_GOAL_. In the material below, find every line with "annotation" and pull it out.

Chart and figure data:

____________________

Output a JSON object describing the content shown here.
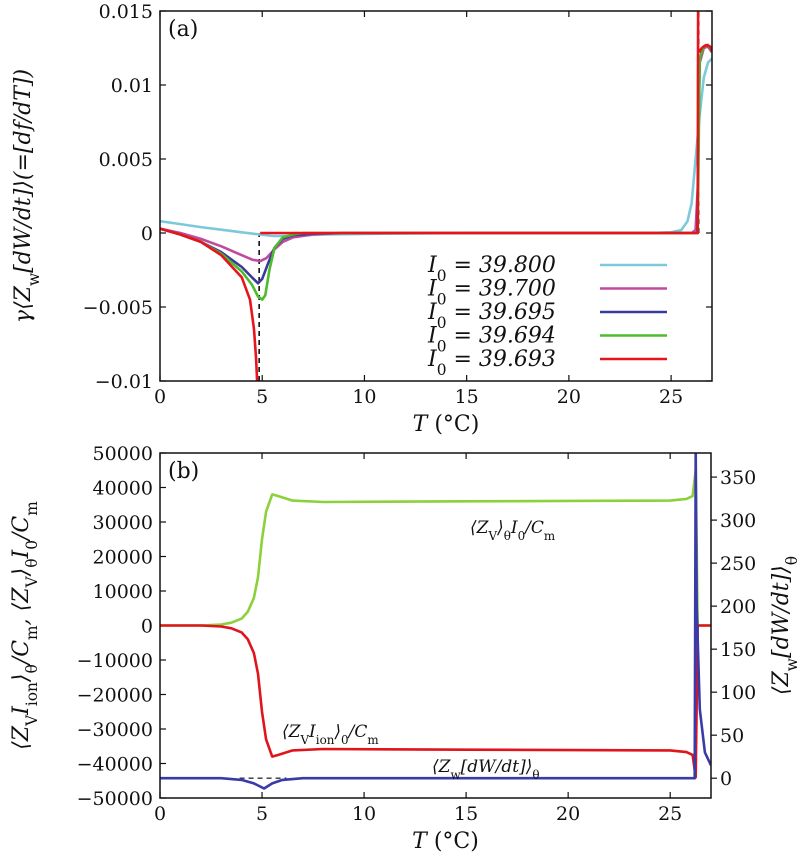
{
  "chart_data": [
    {
      "type": "line",
      "panel_label": "(a)",
      "xlabel": "T (°C)",
      "ylabel": "γ⟨Z_{w}[dW/dt]⟩(=[df/dT])",
      "xlim": [
        0,
        27
      ],
      "ylim": [
        -0.01,
        0.015
      ],
      "xticks": [
        0,
        5,
        10,
        15,
        20,
        25
      ],
      "yticks": [
        0.015,
        0.01,
        0.005,
        0,
        -0.005,
        -0.01
      ],
      "ytick_labels": [
        "0.015",
        "0.01",
        "0.005",
        "0",
        "−0.005",
        "−0.01"
      ],
      "grid": false,
      "legend_position": "lower-right",
      "dashed_verticals": [
        {
          "x": 4.85,
          "y": [
            -0.01,
            0
          ]
        },
        {
          "x": 26.35,
          "y": [
            0,
            0.015
          ]
        }
      ],
      "series": [
        {
          "name": "I_{0} = 39.800",
          "color": "#7ec8dc",
          "points": [
            [
              0,
              0.0008
            ],
            [
              1,
              0.0006
            ],
            [
              2,
              0.0004
            ],
            [
              3,
              0.00022
            ],
            [
              4,
              5e-05
            ],
            [
              4.9,
              -0.0001
            ],
            [
              5.5,
              -0.0002
            ],
            [
              6,
              -0.0002
            ],
            [
              8,
              -0.0001
            ],
            [
              12,
              -3e-05
            ],
            [
              16,
              0
            ],
            [
              24,
              0
            ],
            [
              25,
              5e-05
            ],
            [
              25.5,
              0.0002
            ],
            [
              25.8,
              0.0008
            ],
            [
              26,
              0.002
            ],
            [
              26.2,
              0.005
            ],
            [
              26.4,
              0.008
            ],
            [
              26.6,
              0.0105
            ],
            [
              26.8,
              0.0115
            ],
            [
              27,
              0.0118
            ]
          ]
        },
        {
          "name": "I_{0} = 39.700",
          "color": "#c04aa0",
          "points": [
            [
              0,
              0.0003
            ],
            [
              1,
              0
            ],
            [
              2,
              -0.0004
            ],
            [
              3,
              -0.0009
            ],
            [
              4,
              -0.0015
            ],
            [
              4.5,
              -0.0018
            ],
            [
              4.9,
              -0.0019
            ],
            [
              5.2,
              -0.0017
            ],
            [
              5.6,
              -0.0011
            ],
            [
              6,
              -0.0006
            ],
            [
              6.5,
              -0.0003
            ],
            [
              7.5,
              -0.0001
            ],
            [
              9,
              0
            ],
            [
              26,
              0
            ],
            [
              26.2,
              0.0002
            ],
            [
              26.3,
              0.003
            ],
            [
              26.35,
              0.008
            ],
            [
              26.4,
              0.0115
            ],
            [
              26.6,
              0.0125
            ],
            [
              26.8,
              0.0126
            ],
            [
              27,
              0.0122
            ]
          ]
        },
        {
          "name": "I_{0} = 39.695",
          "color": "#3a3a9a",
          "points": [
            [
              0,
              0.0003
            ],
            [
              1,
              -0.0001
            ],
            [
              2,
              -0.0006
            ],
            [
              3,
              -0.0013
            ],
            [
              4,
              -0.0023
            ],
            [
              4.5,
              -0.003
            ],
            [
              4.8,
              -0.0034
            ],
            [
              5,
              -0.0031
            ],
            [
              5.3,
              -0.002
            ],
            [
              5.6,
              -0.001
            ],
            [
              6,
              -0.0004
            ],
            [
              6.5,
              -0.00015
            ],
            [
              7.5,
              -5e-05
            ],
            [
              9,
              0
            ],
            [
              26.28,
              0
            ],
            [
              26.33,
              0.006
            ],
            [
              26.4,
              0.0118
            ],
            [
              26.6,
              0.0126
            ],
            [
              26.8,
              0.0127
            ],
            [
              27,
              0.0123
            ]
          ]
        },
        {
          "name": "I_{0} = 39.694",
          "color": "#4cbb2c",
          "points": [
            [
              0,
              0.0003
            ],
            [
              1,
              -0.0001
            ],
            [
              2,
              -0.0006
            ],
            [
              3,
              -0.0014
            ],
            [
              4,
              -0.0026
            ],
            [
              4.5,
              -0.0035
            ],
            [
              4.8,
              -0.0043
            ],
            [
              5,
              -0.0045
            ],
            [
              5.15,
              -0.0042
            ],
            [
              5.35,
              -0.0025
            ],
            [
              5.6,
              -0.001
            ],
            [
              6,
              -0.0003
            ],
            [
              6.5,
              -0.0001
            ],
            [
              7,
              0
            ],
            [
              26.3,
              0
            ],
            [
              26.35,
              0.006
            ],
            [
              26.4,
              0.0118
            ],
            [
              26.6,
              0.0126
            ],
            [
              26.8,
              0.0127
            ],
            [
              27,
              0.0123
            ]
          ]
        },
        {
          "name": "I_{0} = 39.693",
          "color": "#e8141c",
          "points": [
            [
              0,
              0.0003
            ],
            [
              1,
              -0.0001
            ],
            [
              2,
              -0.0006
            ],
            [
              3,
              -0.0015
            ],
            [
              4,
              -0.003
            ],
            [
              4.4,
              -0.0045
            ],
            [
              4.6,
              -0.0065
            ],
            [
              4.7,
              -0.0085
            ],
            [
              4.75,
              -0.01
            ],
            null,
            [
              4.9,
              0
            ],
            [
              26.3,
              0
            ],
            [
              26.32,
              0.015
            ],
            null,
            [
              26.38,
              0.0122
            ],
            [
              26.5,
              0.0125
            ],
            [
              26.7,
              0.0127
            ],
            [
              26.9,
              0.0126
            ],
            [
              27,
              0.0123
            ]
          ]
        }
      ]
    },
    {
      "type": "line",
      "panel_label": "(b)",
      "xlabel": "T (°C)",
      "ylabel": "⟨Z_{V}I_{ion}⟩_{θ}/C_{m}, ⟨Z_{V}⟩_{θ}I_{0}/C_{m}",
      "ylabel_right": "⟨Z_{w}[dW/dt]⟩_{θ}",
      "xlim": [
        0,
        27
      ],
      "ylim": [
        -50000,
        50000
      ],
      "ylim_right": [
        -23,
        378
      ],
      "xticks": [
        0,
        5,
        10,
        15,
        20,
        25
      ],
      "yticks": [
        50000,
        40000,
        30000,
        20000,
        10000,
        0,
        -10000,
        -20000,
        -30000,
        -40000,
        -50000
      ],
      "ytick_labels": [
        "50000",
        "40000",
        "30000",
        "20000",
        "10000",
        "0",
        "−10000",
        "−20000",
        "−30000",
        "−40000",
        "−50000"
      ],
      "yticks_right": [
        0,
        50,
        100,
        150,
        200,
        250,
        300,
        350
      ],
      "grid": false,
      "dashed_hline_right": {
        "y": 0,
        "x": [
          3.9,
          6.2
        ]
      },
      "series": [
        {
          "annotation": "⟨Z_{V}⟩_{θ}I_{0}/C_{m}",
          "axis": "left",
          "color": "#8cd03c",
          "points": [
            [
              0,
              0
            ],
            [
              2,
              0
            ],
            [
              3,
              300
            ],
            [
              3.5,
              800
            ],
            [
              4,
              2000
            ],
            [
              4.3,
              4000
            ],
            [
              4.6,
              8000
            ],
            [
              4.8,
              14000
            ],
            [
              5,
              25000
            ],
            [
              5.2,
              33000
            ],
            [
              5.5,
              38000
            ],
            [
              5.8,
              37500
            ],
            [
              6.5,
              36200
            ],
            [
              8,
              35800
            ],
            [
              15,
              36000
            ],
            [
              25,
              36200
            ],
            [
              25.8,
              36700
            ],
            [
              26.1,
              37500
            ],
            [
              26.25,
              45000
            ],
            [
              26.35,
              0
            ],
            [
              27,
              0
            ]
          ]
        },
        {
          "annotation": "⟨Z_{V}I_{ion}⟩_{0}/C_{m}",
          "axis": "left",
          "color": "#e0141c",
          "points": [
            [
              0,
              0
            ],
            [
              2,
              0
            ],
            [
              3,
              -300
            ],
            [
              3.5,
              -800
            ],
            [
              4,
              -2000
            ],
            [
              4.3,
              -4000
            ],
            [
              4.6,
              -8000
            ],
            [
              4.8,
              -14000
            ],
            [
              5,
              -25000
            ],
            [
              5.2,
              -33000
            ],
            [
              5.5,
              -38000
            ],
            [
              5.8,
              -37500
            ],
            [
              6.5,
              -36200
            ],
            [
              8,
              -35800
            ],
            [
              15,
              -36000
            ],
            [
              25,
              -36200
            ],
            [
              25.8,
              -36700
            ],
            [
              26.1,
              -37500
            ],
            [
              26.25,
              -44000
            ],
            [
              26.35,
              0
            ],
            [
              27,
              0
            ]
          ]
        },
        {
          "annotation": "⟨Z_{w}[dW/dt]⟩_{θ}",
          "axis": "right",
          "color": "#3a3aa8",
          "points": [
            [
              0,
              0
            ],
            [
              3,
              0
            ],
            [
              4,
              -2
            ],
            [
              4.6,
              -6
            ],
            [
              5.1,
              -12
            ],
            [
              5.5,
              -6
            ],
            [
              6,
              -2
            ],
            [
              7,
              0
            ],
            [
              26,
              0
            ],
            [
              26.2,
              0
            ],
            [
              26.25,
              380
            ],
            [
              26.3,
              200
            ],
            [
              26.45,
              80
            ],
            [
              26.7,
              30
            ],
            [
              27,
              15
            ]
          ]
        }
      ]
    }
  ]
}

____________________

_RESULT_.
          "annotation": "⟨Z_{V}⟩_{θ}I_{0}/C_{m}",
          "annotation": "⟨Z_{V}I_{ion}⟩_{0}/C_{m}",
          "annotation": "⟨Z_{w}[dW/dt]⟩_{θ}",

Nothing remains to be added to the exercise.